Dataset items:
----------

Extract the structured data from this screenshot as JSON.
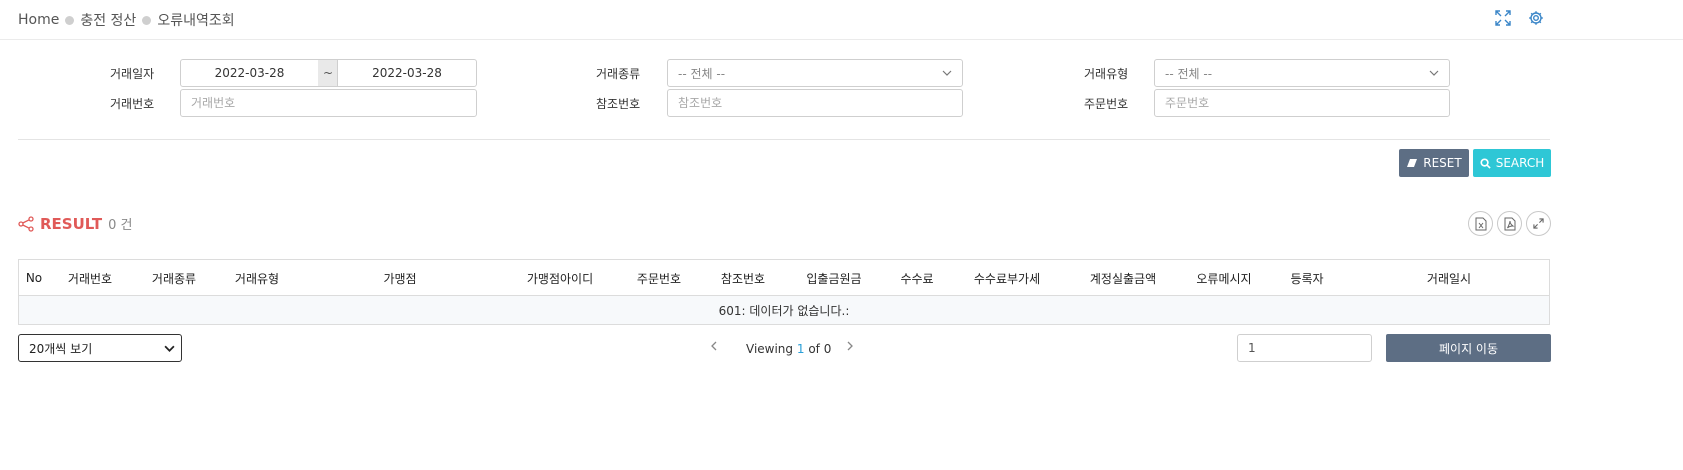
{
  "breadcrumb": {
    "home": "Home",
    "level1": "충전 정산",
    "level2": "오류내역조회"
  },
  "filters": {
    "trade_date": {
      "label": "거래일자",
      "from": "2022-03-28",
      "sep": "~",
      "to": "2022-03-28"
    },
    "trade_kind": {
      "label": "거래종류",
      "value": "-- 전체 --"
    },
    "trade_type": {
      "label": "거래유형",
      "value": "-- 전체 --"
    },
    "trade_no": {
      "label": "거래번호",
      "placeholder": "거래번호"
    },
    "ref_no": {
      "label": "참조번호",
      "placeholder": "참조번호"
    },
    "order_no": {
      "label": "주문번호",
      "placeholder": "주문번호"
    }
  },
  "buttons": {
    "reset": "RESET",
    "search": "SEARCH",
    "goto": "페이지 이동"
  },
  "result": {
    "title": "RESULT",
    "count": "0 건"
  },
  "table": {
    "columns": [
      "No",
      "거래번호",
      "거래종류",
      "거래유형",
      "가맹점",
      "가맹점아이디",
      "주문번호",
      "참조번호",
      "입출금원금",
      "수수료",
      "수수료부가세",
      "계정실출금액",
      "오류메시지",
      "등록자",
      "거래일시"
    ],
    "empty_message": "601: 데이터가 없습니다.:"
  },
  "pagination": {
    "page_size": "20개씩 보기",
    "viewing": "Viewing",
    "current": "1",
    "of": "of 0",
    "page_input": "1"
  },
  "colors": {
    "accent_red": "#e05a58",
    "search_cyan": "#2ec7d6",
    "slate": "#5d6e84"
  }
}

----------

Omit each picture, then return all of the listing exactly as it stands.

- Output below:
Extract the structured data from this screenshot as JSON.
{
  "breadcrumb": {
    "home": "Home",
    "level1": "충전 정산",
    "level2": "오류내역조회"
  },
  "filters": {
    "trade_date": {
      "label": "거래일자",
      "from": "2022-03-28",
      "sep": "~",
      "to": "2022-03-28"
    },
    "trade_kind": {
      "label": "거래종류",
      "value": "-- 전체 --"
    },
    "trade_type": {
      "label": "거래유형",
      "value": "-- 전체 --"
    },
    "trade_no": {
      "label": "거래번호",
      "placeholder": "거래번호"
    },
    "ref_no": {
      "label": "참조번호",
      "placeholder": "참조번호"
    },
    "order_no": {
      "label": "주문번호",
      "placeholder": "주문번호"
    }
  },
  "buttons": {
    "reset": "RESET",
    "search": "SEARCH",
    "goto": "페이지 이동"
  },
  "result": {
    "title": "RESULT",
    "count": "0 건"
  },
  "table": {
    "columns": [
      "No",
      "거래번호",
      "거래종류",
      "거래유형",
      "가맹점",
      "가맹점아이디",
      "주문번호",
      "참조번호",
      "입출금원금",
      "수수료",
      "수수료부가세",
      "계정실출금액",
      "오류메시지",
      "등록자",
      "거래일시"
    ],
    "empty_message": "601: 데이터가 없습니다.:"
  },
  "pagination": {
    "page_size": "20개씩 보기",
    "viewing": "Viewing",
    "current": "1",
    "of": "of 0",
    "page_input": "1"
  },
  "colors": {
    "accent_red": "#e05a58",
    "search_cyan": "#2ec7d6",
    "slate": "#5d6e84"
  }
}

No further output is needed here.